***** TASK DATA

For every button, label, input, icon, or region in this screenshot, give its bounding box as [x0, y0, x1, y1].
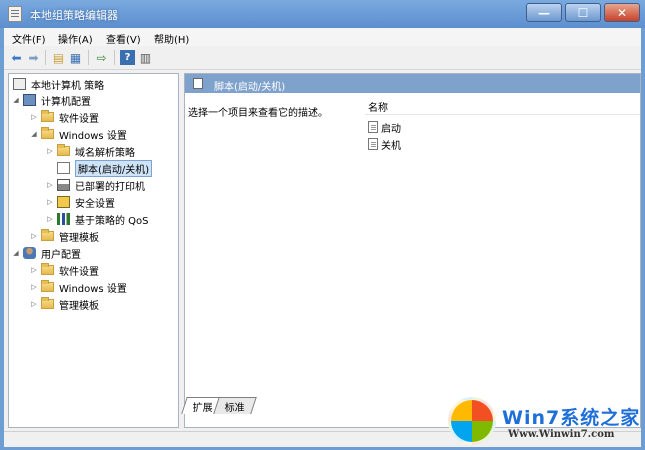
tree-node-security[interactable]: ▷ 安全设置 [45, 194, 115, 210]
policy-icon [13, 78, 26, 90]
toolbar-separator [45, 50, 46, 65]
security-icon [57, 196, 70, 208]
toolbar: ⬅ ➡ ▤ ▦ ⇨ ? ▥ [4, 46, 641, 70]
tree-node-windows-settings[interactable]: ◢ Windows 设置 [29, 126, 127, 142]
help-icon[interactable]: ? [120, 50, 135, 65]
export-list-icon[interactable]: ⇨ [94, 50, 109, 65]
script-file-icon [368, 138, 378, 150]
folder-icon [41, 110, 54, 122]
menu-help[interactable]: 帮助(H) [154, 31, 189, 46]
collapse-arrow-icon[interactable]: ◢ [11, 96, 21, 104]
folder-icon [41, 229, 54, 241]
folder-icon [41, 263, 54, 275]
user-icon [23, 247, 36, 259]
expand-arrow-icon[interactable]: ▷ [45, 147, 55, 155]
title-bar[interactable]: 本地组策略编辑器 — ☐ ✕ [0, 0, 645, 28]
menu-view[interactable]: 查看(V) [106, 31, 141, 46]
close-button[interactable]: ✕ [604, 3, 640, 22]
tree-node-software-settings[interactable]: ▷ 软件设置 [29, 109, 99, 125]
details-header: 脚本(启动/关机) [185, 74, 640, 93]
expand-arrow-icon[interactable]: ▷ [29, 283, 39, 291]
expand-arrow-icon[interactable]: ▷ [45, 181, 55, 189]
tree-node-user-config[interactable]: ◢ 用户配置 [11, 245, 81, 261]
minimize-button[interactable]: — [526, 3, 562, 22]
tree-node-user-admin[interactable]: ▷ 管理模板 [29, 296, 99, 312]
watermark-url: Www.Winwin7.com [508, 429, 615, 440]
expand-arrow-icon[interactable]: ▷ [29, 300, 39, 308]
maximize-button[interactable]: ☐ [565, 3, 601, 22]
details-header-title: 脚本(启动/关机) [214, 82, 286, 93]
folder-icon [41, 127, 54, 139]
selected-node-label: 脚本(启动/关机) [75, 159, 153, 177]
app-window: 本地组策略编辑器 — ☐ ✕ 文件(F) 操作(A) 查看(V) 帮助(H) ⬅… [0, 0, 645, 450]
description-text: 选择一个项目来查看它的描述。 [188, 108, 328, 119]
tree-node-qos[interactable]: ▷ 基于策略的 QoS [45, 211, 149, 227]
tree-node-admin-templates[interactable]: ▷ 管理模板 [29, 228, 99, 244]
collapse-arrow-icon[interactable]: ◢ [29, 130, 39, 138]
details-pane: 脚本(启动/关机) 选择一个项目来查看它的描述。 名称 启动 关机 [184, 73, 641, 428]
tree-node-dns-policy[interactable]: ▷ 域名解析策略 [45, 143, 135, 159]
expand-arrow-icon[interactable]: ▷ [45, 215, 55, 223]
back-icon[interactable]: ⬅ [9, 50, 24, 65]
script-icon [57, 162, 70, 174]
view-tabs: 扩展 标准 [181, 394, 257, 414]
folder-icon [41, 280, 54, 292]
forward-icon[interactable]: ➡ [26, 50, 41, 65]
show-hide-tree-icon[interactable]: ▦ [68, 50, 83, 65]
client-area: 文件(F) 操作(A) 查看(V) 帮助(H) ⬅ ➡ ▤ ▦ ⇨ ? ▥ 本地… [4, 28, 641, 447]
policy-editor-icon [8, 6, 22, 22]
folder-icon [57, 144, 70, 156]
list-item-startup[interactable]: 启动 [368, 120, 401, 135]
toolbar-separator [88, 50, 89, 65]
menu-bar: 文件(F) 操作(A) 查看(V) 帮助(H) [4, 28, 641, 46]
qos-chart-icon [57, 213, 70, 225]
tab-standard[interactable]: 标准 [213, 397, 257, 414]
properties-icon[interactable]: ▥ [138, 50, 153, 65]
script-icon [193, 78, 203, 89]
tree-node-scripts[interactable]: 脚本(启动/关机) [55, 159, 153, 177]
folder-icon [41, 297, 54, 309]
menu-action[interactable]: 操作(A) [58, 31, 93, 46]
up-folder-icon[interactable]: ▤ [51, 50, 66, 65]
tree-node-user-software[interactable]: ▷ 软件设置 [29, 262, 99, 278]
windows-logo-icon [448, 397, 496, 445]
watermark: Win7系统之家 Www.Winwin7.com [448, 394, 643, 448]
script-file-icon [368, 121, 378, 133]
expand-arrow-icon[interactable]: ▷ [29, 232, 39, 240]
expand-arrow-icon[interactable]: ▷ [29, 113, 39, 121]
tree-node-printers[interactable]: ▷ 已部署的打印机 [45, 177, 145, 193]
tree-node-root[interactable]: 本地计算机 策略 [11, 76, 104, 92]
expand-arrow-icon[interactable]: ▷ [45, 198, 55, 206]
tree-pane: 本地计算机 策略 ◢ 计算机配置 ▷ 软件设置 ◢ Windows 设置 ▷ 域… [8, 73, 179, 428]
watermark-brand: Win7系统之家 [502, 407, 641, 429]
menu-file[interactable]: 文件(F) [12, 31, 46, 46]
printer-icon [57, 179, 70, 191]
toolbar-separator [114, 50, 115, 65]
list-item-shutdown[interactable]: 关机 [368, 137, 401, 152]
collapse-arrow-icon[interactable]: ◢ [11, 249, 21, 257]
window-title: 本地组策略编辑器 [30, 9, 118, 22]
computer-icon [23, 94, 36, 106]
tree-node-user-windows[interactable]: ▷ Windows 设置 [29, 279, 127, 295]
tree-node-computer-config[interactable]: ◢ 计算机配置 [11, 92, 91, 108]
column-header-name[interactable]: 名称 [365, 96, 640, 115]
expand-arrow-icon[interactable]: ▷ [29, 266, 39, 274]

**********
***** TASK DATA

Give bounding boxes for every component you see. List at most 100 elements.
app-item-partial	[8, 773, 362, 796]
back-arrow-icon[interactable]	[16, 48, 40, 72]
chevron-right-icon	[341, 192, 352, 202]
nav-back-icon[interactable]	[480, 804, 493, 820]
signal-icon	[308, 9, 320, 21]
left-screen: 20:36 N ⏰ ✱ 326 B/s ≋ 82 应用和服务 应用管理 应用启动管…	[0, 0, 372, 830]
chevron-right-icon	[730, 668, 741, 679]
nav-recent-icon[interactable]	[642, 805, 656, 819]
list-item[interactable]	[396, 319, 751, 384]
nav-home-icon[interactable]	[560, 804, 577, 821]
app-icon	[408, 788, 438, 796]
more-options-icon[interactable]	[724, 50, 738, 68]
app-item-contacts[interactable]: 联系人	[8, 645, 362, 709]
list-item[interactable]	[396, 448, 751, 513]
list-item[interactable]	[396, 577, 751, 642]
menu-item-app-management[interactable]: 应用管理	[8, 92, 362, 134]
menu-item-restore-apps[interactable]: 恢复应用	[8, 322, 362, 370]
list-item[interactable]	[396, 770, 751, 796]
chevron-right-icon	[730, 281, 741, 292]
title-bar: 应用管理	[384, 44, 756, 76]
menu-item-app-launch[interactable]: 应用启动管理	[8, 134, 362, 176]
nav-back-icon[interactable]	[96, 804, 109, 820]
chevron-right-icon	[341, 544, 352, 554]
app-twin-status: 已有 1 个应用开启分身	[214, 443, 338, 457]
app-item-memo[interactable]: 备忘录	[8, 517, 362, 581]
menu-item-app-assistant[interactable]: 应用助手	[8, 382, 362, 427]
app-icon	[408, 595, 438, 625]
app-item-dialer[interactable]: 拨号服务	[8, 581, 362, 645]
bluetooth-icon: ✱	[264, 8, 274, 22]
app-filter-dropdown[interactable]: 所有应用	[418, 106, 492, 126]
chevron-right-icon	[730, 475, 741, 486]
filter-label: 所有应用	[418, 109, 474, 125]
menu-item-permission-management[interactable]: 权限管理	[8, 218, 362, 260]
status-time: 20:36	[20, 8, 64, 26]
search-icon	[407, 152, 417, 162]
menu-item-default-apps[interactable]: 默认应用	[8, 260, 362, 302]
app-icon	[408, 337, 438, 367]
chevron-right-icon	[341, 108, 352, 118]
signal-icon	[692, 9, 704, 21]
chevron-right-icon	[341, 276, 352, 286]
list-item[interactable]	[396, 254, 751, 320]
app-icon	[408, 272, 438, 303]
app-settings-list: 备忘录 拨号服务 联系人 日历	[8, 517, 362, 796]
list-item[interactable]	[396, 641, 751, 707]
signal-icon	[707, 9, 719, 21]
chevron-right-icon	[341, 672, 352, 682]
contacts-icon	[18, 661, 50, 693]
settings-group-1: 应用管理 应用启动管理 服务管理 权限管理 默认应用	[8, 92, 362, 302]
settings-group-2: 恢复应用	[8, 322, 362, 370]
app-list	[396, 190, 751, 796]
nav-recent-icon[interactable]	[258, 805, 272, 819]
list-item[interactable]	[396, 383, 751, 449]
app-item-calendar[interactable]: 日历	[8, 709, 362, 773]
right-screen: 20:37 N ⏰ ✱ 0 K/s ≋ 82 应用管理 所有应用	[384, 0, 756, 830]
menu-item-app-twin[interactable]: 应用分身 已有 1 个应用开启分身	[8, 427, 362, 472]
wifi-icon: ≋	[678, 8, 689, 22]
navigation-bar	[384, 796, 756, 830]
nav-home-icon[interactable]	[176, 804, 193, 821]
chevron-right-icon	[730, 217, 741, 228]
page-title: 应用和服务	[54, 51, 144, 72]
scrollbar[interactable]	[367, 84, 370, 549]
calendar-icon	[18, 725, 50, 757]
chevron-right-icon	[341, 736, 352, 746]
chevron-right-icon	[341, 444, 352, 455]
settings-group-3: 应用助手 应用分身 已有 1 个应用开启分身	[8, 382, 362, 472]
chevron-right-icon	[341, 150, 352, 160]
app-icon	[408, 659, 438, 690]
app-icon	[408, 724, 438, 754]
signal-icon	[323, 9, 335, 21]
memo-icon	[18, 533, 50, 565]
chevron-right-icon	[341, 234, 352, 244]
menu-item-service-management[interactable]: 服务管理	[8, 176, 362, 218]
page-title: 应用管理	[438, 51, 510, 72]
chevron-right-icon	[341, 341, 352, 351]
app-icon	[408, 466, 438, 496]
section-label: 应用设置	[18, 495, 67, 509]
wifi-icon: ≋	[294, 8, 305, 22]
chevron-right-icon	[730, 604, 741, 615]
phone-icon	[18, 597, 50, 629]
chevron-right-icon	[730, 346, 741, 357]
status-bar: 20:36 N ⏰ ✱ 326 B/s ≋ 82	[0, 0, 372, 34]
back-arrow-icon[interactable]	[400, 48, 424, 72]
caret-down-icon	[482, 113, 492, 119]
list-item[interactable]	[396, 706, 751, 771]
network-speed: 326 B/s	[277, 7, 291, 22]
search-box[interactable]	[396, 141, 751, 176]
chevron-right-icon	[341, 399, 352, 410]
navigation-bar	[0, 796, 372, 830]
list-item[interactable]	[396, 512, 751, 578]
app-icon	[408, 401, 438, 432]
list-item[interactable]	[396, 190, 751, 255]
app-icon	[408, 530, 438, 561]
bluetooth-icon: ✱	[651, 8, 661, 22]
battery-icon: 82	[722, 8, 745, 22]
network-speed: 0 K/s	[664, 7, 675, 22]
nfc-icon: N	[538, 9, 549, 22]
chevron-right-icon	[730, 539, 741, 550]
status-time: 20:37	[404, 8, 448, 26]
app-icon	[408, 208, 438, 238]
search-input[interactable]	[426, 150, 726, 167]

**********

§ TASK INSTRUCTIONS
Reproduce only the lines from the one containing "tree-node-security[interactable]: ▷ 安全设置" through the one containing "expand-arrow-icon[interactable]: ▷ [45, 181, 55, 189]", substituting "directory-icon" for each occurrence of "folder-icon" and leaving everything else unchanged.

§ SOLUTION FOR THIS TASK
tree-node-security[interactable]: ▷ 安全设置 [45, 194, 115, 210]
policy-icon [13, 78, 26, 90]
toolbar-separator [45, 50, 46, 65]
security-icon [57, 196, 70, 208]
toolbar: ⬅ ➡ ▤ ▦ ⇨ ? ▥ [4, 46, 641, 70]
tree-node-windows-settings[interactable]: ◢ Windows 设置 [29, 126, 127, 142]
help-icon[interactable]: ? [120, 50, 135, 65]
export-list-icon[interactable]: ⇨ [94, 50, 109, 65]
script-file-icon [368, 138, 378, 150]
directory-icon [41, 110, 54, 122]
menu-help[interactable]: 帮助(H) [154, 31, 189, 46]
collapse-arrow-icon[interactable]: ◢ [11, 96, 21, 104]
directory-icon [41, 229, 54, 241]
directory-icon [41, 263, 54, 275]
user-icon [23, 247, 36, 259]
expand-arrow-icon[interactable]: ▷ [45, 147, 55, 155]
title-bar[interactable]: 本地组策略编辑器 — ☐ ✕ [0, 0, 645, 28]
menu-view[interactable]: 查看(V) [106, 31, 141, 46]
close-button[interactable]: ✕ [604, 3, 640, 22]
tree-node-software-settings[interactable]: ▷ 软件设置 [29, 109, 99, 125]
details-header: 脚本(启动/关机) [185, 74, 640, 93]
expand-arrow-icon[interactable]: ▷ [29, 283, 39, 291]
expand-arrow-icon[interactable]: ▷ [45, 181, 55, 189]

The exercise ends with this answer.